(Records excerpted from a collection)
--------------------

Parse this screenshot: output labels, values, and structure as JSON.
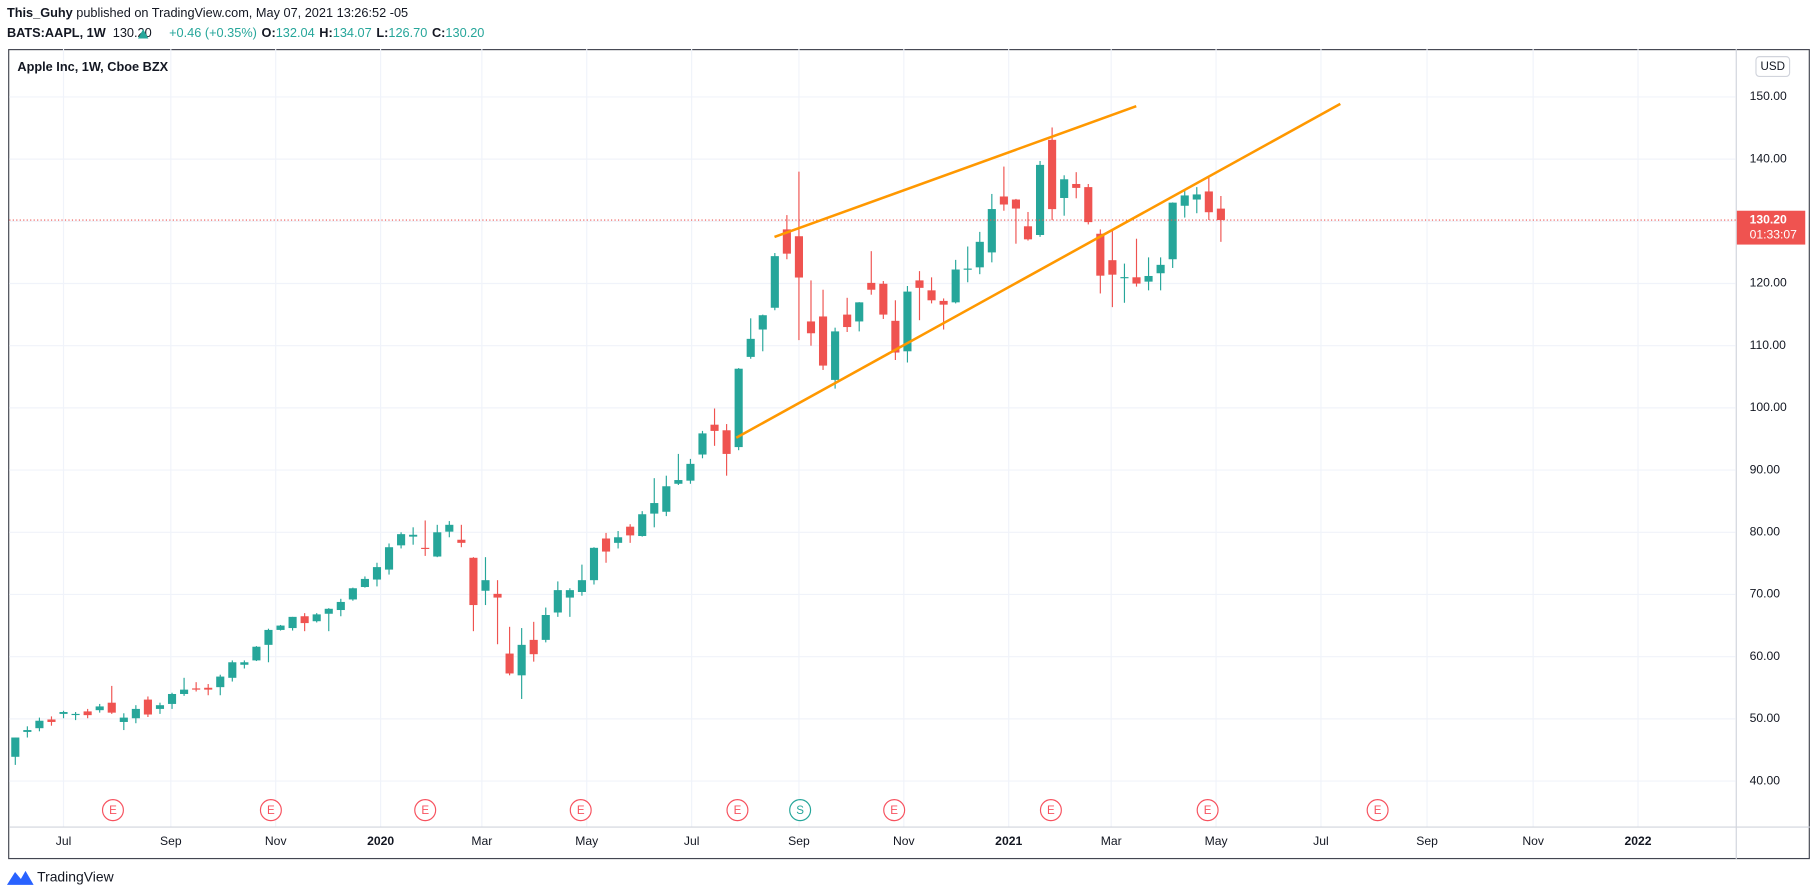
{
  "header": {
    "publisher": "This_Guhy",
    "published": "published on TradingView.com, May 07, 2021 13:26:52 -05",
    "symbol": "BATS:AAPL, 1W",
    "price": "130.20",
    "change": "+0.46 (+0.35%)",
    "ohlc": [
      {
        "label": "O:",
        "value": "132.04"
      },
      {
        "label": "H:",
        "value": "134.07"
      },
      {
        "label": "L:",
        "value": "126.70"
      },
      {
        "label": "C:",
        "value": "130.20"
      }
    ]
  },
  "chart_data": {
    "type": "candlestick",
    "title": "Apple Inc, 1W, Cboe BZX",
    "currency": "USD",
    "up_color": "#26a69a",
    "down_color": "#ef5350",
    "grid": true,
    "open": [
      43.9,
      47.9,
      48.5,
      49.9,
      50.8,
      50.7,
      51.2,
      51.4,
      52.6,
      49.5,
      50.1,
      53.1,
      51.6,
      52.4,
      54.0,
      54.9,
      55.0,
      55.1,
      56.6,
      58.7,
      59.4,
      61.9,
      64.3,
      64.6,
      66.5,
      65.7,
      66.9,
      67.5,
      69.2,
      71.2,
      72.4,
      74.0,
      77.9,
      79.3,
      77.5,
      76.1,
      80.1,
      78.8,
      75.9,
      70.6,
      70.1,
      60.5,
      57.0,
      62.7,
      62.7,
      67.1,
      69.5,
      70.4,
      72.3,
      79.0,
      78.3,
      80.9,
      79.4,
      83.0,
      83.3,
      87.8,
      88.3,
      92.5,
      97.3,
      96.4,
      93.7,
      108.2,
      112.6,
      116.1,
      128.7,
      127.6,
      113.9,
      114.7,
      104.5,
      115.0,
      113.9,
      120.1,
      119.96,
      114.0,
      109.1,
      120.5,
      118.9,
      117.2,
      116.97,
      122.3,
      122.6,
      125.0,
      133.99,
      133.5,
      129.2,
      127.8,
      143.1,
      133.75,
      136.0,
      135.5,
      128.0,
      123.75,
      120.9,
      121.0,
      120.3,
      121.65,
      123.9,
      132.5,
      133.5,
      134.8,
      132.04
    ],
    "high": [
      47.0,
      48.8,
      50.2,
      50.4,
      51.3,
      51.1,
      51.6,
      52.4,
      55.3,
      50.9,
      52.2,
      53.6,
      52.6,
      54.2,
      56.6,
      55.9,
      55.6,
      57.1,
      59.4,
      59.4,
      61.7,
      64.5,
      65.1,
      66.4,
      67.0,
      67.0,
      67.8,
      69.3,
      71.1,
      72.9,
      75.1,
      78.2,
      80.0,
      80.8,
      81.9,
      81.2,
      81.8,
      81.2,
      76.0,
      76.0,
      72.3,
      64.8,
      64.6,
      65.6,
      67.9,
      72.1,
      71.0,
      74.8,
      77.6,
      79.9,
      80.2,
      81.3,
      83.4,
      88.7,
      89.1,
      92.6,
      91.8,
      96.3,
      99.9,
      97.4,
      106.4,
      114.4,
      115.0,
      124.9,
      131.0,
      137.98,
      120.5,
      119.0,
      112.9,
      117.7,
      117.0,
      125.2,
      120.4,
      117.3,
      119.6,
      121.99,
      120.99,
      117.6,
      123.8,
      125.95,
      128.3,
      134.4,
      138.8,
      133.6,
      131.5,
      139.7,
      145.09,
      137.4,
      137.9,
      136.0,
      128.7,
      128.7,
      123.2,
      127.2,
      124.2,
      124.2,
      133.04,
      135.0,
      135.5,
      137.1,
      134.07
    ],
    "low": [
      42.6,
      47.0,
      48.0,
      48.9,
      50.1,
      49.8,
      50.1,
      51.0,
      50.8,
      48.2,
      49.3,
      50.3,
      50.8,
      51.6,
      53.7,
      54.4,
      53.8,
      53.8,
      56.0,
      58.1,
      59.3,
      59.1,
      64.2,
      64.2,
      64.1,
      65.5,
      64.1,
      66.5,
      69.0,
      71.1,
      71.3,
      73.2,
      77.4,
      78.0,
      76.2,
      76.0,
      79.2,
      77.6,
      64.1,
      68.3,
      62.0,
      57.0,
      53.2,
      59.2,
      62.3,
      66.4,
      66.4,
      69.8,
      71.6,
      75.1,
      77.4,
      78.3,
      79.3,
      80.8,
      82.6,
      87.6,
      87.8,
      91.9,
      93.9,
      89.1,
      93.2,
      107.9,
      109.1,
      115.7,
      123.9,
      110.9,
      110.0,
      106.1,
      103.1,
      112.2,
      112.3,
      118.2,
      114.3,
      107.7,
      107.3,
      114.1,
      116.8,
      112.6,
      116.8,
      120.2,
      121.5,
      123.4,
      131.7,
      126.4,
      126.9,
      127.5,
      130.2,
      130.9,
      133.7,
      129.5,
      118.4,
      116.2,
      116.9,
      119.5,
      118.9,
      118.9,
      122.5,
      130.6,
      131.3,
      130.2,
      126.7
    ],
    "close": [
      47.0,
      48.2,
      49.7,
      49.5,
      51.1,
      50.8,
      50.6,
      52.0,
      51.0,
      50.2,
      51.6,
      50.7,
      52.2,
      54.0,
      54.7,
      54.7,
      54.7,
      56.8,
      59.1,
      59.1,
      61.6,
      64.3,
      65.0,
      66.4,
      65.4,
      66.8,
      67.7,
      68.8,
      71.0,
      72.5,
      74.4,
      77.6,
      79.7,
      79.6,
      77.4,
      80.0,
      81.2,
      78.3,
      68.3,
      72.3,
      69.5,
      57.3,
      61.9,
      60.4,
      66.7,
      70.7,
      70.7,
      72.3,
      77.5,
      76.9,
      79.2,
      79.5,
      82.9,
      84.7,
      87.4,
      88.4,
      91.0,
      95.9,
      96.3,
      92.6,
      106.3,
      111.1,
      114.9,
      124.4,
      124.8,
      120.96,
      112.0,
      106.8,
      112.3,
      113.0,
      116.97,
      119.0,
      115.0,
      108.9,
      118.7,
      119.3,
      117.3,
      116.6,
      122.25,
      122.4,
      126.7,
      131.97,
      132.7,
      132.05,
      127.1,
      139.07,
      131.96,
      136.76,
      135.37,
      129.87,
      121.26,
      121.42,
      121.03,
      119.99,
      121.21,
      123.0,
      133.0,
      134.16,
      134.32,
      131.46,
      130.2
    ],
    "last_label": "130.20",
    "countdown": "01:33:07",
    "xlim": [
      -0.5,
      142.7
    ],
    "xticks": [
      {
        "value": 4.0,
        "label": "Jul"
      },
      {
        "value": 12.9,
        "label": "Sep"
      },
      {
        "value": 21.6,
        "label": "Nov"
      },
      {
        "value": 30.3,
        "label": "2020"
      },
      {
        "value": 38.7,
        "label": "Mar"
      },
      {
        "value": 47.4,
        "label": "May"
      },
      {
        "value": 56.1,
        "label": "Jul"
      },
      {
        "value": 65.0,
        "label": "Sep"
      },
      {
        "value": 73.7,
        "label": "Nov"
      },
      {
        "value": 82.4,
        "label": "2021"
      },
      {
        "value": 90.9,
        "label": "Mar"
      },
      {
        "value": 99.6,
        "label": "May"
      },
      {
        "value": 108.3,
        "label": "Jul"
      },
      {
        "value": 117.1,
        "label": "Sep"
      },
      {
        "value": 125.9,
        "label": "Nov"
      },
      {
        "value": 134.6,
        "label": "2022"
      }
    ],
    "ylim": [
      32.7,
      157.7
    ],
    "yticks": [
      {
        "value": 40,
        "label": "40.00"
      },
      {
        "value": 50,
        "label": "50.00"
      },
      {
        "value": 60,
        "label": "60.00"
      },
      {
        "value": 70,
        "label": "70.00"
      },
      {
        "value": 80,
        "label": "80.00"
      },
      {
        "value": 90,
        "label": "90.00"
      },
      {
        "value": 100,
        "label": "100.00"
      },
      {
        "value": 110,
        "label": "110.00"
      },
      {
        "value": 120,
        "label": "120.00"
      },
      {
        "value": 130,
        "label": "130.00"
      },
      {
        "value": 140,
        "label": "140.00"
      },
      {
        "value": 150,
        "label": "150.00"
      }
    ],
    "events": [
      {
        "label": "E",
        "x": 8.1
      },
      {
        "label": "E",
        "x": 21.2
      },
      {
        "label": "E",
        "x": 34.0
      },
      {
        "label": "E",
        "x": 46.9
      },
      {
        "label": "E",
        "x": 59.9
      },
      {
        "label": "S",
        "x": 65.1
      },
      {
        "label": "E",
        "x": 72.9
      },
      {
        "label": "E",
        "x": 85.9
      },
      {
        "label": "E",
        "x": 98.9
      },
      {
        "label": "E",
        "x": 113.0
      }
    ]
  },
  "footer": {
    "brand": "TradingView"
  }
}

--------------------

* _EXERCISE REQUIREMENTS_:
Report how many lines include the word "TradingView". Give nothing but the number.

* _RESPONSE TO THE TASK_:
2